Problem description ▸ Every line of the listing must be reproduced as it stands. Leave the images behind.

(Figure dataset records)
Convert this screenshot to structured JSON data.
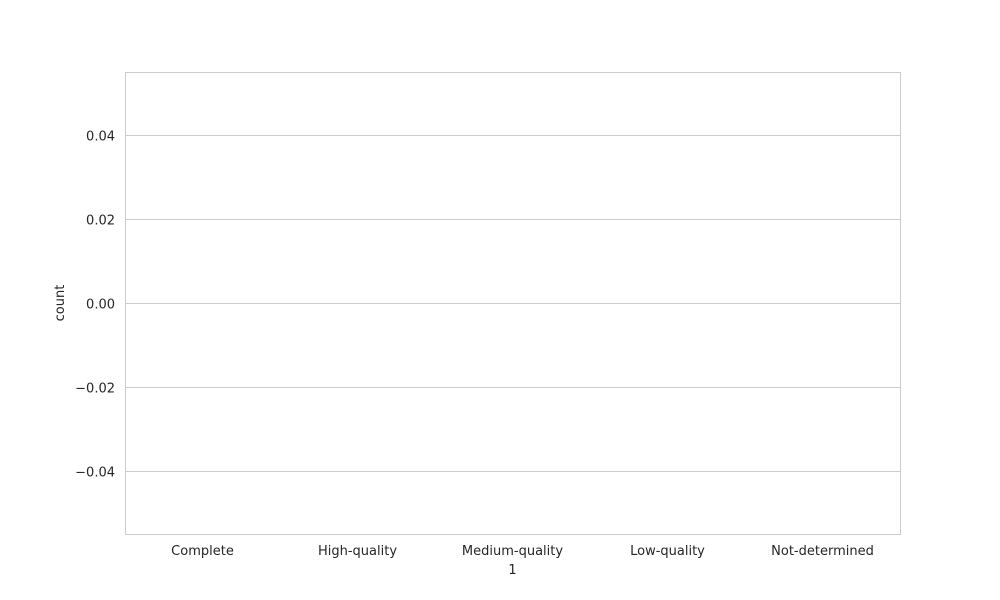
{
  "chart_data": {
    "type": "bar",
    "categories": [
      "Complete",
      "High-quality",
      "Medium-quality",
      "Low-quality",
      "Not-determined"
    ],
    "values": [
      0,
      0,
      0,
      0,
      0
    ],
    "xlabel": "1",
    "ylabel": "count",
    "ylim": [
      -0.055,
      0.055
    ],
    "yticks": [
      0.04,
      0.02,
      0.0,
      -0.02,
      -0.04
    ],
    "ytick_labels": [
      "0.04",
      "0.02",
      "0.00",
      "−0.02",
      "−0.04"
    ],
    "grid": true,
    "style": {
      "background": "#ffffff",
      "grid_color": "#cccccc",
      "frame_color": "#cccccc",
      "text_color": "#262626"
    }
  }
}
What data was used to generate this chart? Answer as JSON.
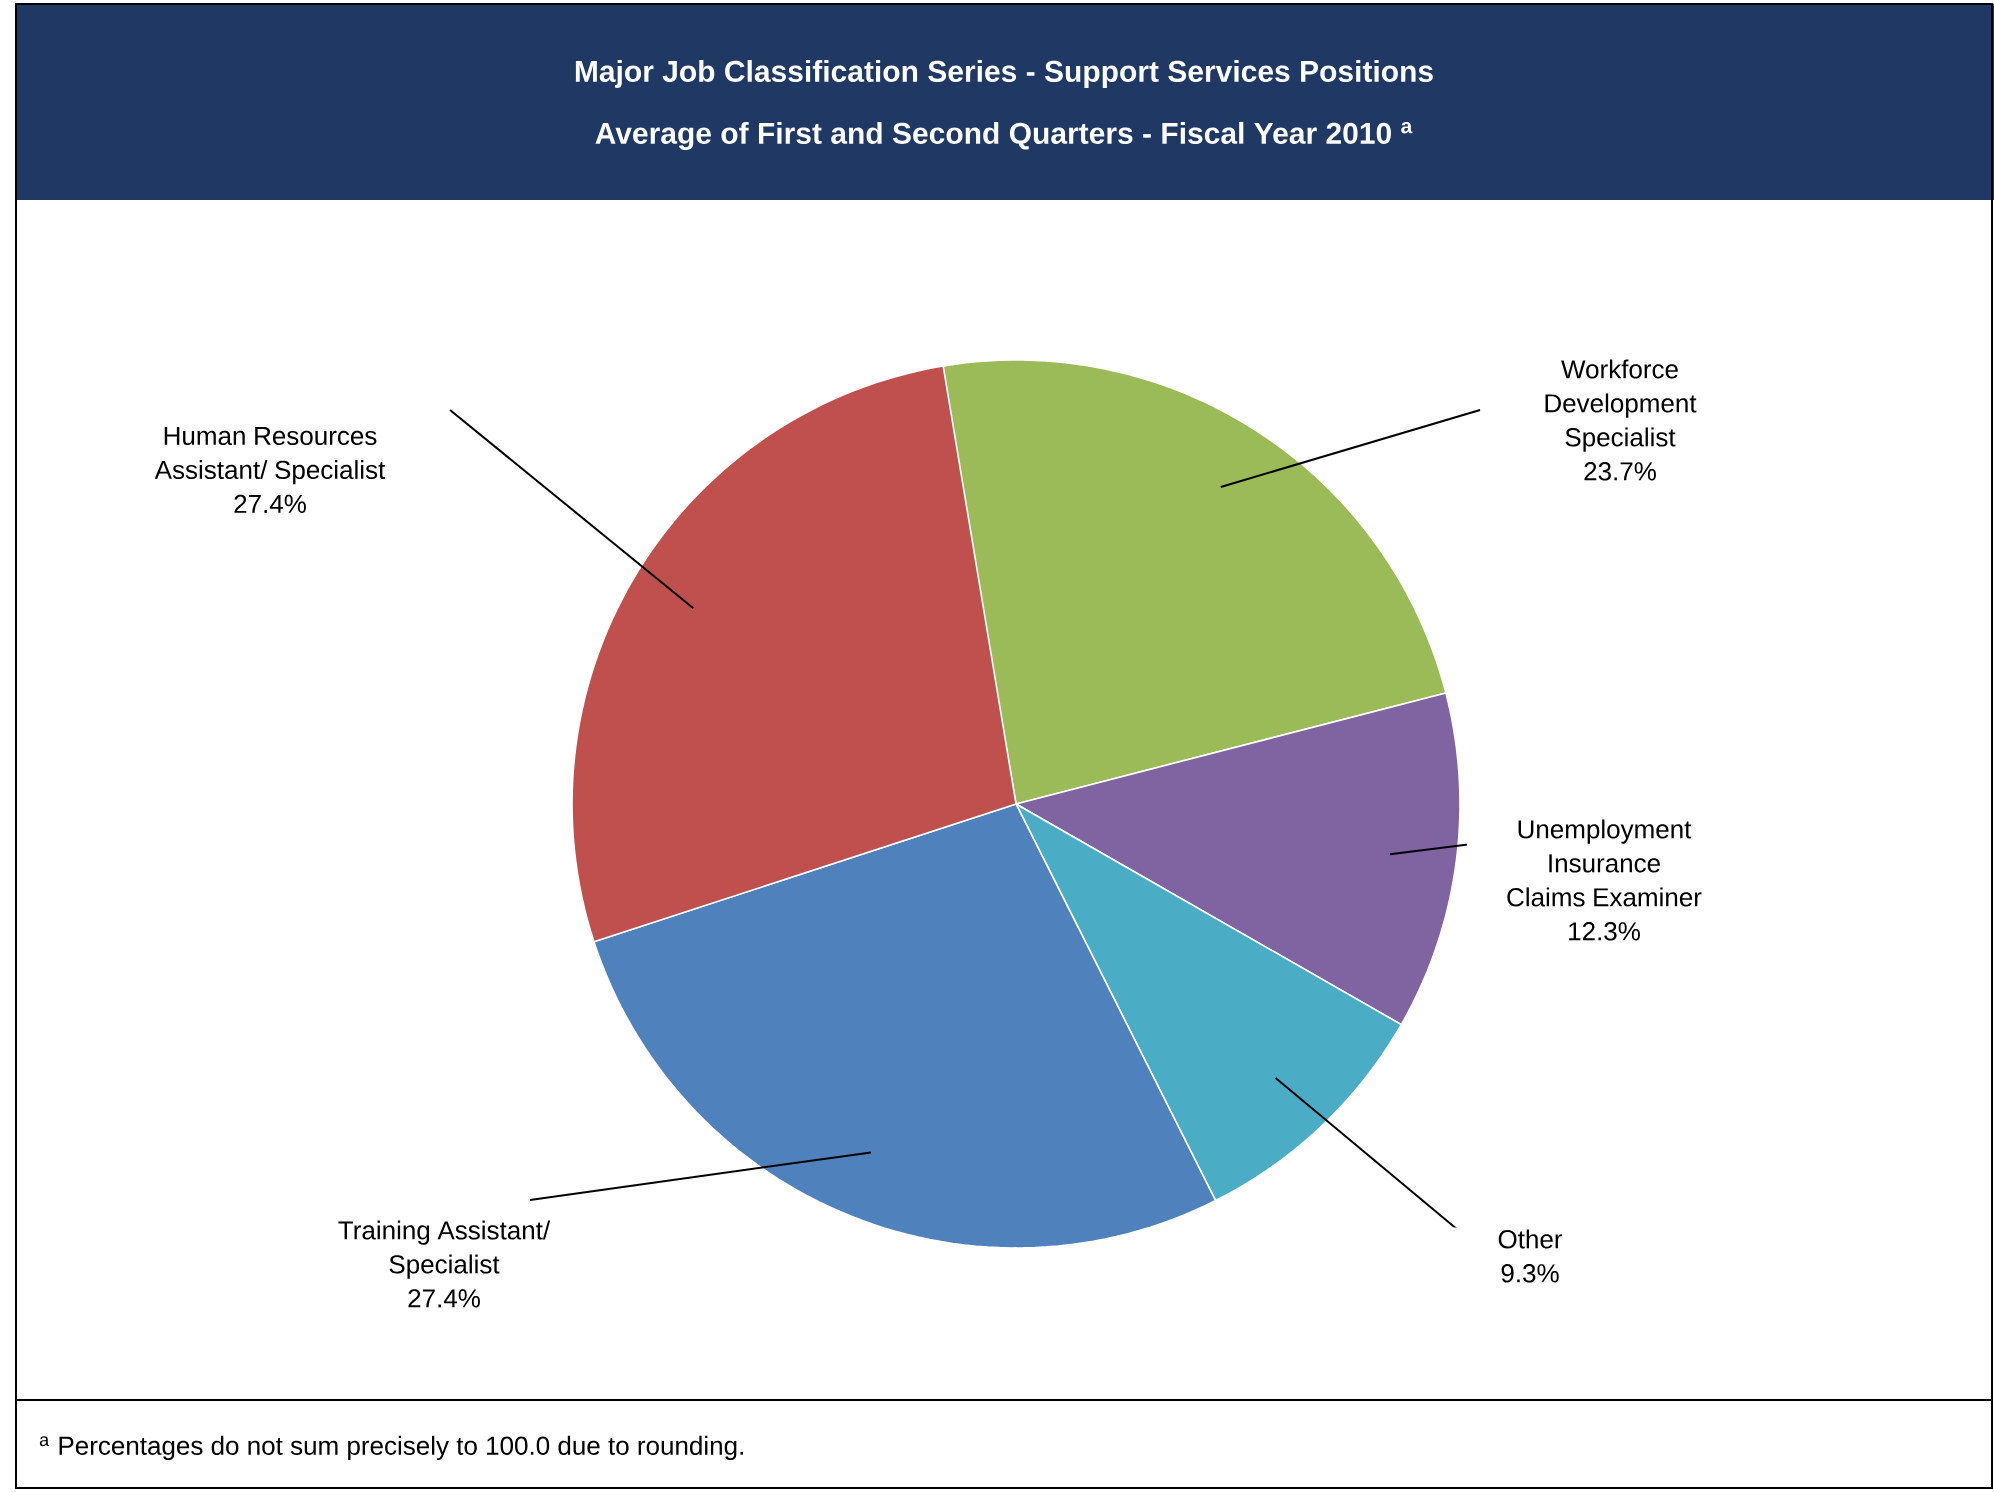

Response below ▸
Convert this screenshot to structured JSON data.
{
  "chart_data": {
    "type": "bar",
    "categories": [
      "Complete",
      "High-quality",
      "Medium-quality",
      "Low-quality",
      "Not-determined"
    ],
    "values": [
      0,
      0,
      0,
      0,
      0
    ],
    "xlabel": "1",
    "ylabel": "count",
    "ylim": [
      -0.055,
      0.055
    ],
    "yticks": [
      0.04,
      0.02,
      0.0,
      -0.02,
      -0.04
    ],
    "ytick_labels": [
      "0.04",
      "0.02",
      "0.00",
      "−0.02",
      "−0.04"
    ],
    "grid": true,
    "style": {
      "background": "#ffffff",
      "grid_color": "#cccccc",
      "frame_color": "#cccccc",
      "text_color": "#262626"
    }
  }
}
What data was used to generate this chart? Answer as JSON.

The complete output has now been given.